Directive: Select lines where the word "page" appears.

Dataset extract:
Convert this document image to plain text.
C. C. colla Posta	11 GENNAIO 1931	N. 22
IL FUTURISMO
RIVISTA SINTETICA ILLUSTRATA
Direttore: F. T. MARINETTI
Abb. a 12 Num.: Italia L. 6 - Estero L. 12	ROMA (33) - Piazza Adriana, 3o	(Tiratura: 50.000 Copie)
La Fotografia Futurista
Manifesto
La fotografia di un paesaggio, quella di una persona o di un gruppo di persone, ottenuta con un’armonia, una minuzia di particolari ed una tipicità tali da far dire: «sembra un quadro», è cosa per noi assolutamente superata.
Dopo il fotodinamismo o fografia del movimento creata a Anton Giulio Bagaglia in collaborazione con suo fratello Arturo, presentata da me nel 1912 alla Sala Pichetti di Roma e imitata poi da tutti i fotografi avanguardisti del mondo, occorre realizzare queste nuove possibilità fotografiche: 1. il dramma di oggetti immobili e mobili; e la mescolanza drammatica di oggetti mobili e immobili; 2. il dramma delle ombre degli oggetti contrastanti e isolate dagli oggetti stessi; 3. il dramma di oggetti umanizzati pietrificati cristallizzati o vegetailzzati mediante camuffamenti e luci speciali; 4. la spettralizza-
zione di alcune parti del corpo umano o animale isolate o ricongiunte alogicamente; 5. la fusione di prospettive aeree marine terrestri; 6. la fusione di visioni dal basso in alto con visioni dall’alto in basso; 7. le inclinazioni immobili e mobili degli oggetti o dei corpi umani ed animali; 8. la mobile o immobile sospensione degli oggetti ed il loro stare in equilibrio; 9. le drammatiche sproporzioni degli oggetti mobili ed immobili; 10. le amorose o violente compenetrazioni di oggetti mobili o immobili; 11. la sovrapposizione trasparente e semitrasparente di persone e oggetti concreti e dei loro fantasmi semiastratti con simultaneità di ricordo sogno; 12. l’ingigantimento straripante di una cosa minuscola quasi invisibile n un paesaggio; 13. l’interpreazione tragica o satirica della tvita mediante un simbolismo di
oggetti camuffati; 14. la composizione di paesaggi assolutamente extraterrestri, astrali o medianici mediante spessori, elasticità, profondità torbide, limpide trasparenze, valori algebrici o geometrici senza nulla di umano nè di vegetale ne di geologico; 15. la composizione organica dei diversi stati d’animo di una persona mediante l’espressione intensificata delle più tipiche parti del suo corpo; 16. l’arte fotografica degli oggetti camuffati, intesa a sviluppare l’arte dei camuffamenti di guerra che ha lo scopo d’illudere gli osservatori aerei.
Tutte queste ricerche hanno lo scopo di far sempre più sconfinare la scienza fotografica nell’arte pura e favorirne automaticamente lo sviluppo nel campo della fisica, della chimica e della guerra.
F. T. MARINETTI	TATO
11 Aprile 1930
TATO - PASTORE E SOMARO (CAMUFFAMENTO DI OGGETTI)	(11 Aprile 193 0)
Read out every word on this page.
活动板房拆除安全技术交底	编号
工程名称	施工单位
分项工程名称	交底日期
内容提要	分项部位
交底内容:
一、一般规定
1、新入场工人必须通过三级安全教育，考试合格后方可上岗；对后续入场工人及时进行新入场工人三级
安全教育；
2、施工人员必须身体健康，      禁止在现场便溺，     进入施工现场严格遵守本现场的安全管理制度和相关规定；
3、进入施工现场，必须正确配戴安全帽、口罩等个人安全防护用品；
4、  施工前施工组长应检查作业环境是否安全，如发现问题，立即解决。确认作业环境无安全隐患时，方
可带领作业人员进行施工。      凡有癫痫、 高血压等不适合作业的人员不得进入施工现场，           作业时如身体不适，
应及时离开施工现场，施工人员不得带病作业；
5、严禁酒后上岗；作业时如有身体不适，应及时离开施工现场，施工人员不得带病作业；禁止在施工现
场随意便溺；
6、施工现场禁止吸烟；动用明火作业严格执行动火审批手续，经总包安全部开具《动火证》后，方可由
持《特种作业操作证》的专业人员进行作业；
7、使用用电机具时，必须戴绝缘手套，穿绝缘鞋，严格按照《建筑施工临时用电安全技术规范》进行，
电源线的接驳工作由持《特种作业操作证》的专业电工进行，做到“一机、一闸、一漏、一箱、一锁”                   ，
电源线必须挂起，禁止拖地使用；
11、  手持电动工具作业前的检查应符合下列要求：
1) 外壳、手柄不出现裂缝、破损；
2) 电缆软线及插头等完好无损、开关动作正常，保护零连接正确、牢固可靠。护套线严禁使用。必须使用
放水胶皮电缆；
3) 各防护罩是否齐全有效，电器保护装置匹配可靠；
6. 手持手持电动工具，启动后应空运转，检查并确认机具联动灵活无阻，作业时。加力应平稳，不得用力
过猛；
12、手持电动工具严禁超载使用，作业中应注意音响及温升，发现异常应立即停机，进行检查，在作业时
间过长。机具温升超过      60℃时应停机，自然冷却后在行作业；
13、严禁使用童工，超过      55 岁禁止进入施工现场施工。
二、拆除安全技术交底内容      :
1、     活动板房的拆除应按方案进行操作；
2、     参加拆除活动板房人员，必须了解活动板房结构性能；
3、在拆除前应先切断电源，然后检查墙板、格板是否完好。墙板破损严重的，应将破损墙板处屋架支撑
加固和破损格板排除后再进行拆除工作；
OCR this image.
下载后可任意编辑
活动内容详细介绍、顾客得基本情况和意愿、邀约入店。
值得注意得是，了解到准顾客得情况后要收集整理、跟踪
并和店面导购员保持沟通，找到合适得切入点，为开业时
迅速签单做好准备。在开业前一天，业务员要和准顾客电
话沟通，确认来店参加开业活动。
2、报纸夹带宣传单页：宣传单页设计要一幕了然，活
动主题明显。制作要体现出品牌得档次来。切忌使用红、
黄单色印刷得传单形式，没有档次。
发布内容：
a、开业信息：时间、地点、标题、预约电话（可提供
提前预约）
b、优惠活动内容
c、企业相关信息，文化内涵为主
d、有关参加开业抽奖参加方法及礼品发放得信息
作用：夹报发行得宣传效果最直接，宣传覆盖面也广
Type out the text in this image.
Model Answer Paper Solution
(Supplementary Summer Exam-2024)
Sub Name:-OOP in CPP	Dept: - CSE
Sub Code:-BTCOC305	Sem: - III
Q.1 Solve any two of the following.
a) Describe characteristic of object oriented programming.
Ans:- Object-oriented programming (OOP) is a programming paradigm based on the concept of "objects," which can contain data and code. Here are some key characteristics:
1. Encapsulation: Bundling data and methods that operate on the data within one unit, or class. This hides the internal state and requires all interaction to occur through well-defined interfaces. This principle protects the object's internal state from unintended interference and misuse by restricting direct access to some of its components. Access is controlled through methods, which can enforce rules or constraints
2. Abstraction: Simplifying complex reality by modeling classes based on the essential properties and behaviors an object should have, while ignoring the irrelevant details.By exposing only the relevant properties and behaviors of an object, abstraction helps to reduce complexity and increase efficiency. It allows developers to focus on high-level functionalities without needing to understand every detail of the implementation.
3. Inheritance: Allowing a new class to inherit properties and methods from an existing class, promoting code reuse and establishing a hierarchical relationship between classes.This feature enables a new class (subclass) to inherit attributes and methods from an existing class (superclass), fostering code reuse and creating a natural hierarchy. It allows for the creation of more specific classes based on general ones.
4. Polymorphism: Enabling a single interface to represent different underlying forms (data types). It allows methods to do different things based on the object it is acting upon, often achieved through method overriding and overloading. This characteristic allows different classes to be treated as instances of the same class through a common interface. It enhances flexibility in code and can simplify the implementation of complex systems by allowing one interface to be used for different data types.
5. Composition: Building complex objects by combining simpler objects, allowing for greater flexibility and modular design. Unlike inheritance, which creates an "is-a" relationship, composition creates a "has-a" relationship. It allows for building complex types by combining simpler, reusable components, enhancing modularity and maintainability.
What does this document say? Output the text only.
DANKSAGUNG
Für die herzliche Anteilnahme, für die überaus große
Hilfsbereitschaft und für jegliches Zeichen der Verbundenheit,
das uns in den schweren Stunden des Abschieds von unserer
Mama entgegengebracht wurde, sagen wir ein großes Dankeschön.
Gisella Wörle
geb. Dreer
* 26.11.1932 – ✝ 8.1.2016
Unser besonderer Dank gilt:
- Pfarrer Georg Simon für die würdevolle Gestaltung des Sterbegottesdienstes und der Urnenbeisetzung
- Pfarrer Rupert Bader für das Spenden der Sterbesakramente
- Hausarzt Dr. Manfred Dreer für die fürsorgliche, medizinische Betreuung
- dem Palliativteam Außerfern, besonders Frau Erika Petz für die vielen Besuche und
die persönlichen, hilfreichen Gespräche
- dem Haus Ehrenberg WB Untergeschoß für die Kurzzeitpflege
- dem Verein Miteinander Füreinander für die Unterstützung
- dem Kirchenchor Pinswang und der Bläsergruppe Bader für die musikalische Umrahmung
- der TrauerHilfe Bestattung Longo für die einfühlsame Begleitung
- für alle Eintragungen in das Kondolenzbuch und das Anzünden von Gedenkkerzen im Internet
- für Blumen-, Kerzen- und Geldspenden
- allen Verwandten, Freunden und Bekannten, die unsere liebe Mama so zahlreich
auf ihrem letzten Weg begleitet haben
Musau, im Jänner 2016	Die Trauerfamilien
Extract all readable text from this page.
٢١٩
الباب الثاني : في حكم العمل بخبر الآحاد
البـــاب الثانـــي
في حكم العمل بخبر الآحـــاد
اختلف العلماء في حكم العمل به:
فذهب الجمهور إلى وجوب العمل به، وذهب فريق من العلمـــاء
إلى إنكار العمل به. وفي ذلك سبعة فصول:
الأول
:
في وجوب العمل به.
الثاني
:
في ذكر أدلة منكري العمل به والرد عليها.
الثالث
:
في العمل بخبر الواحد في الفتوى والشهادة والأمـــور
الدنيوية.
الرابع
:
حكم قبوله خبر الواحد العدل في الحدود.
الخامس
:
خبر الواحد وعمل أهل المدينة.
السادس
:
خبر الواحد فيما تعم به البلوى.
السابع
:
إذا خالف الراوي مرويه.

Solution to the problem:
Read out every word on this page.
Extract all readable text from this page.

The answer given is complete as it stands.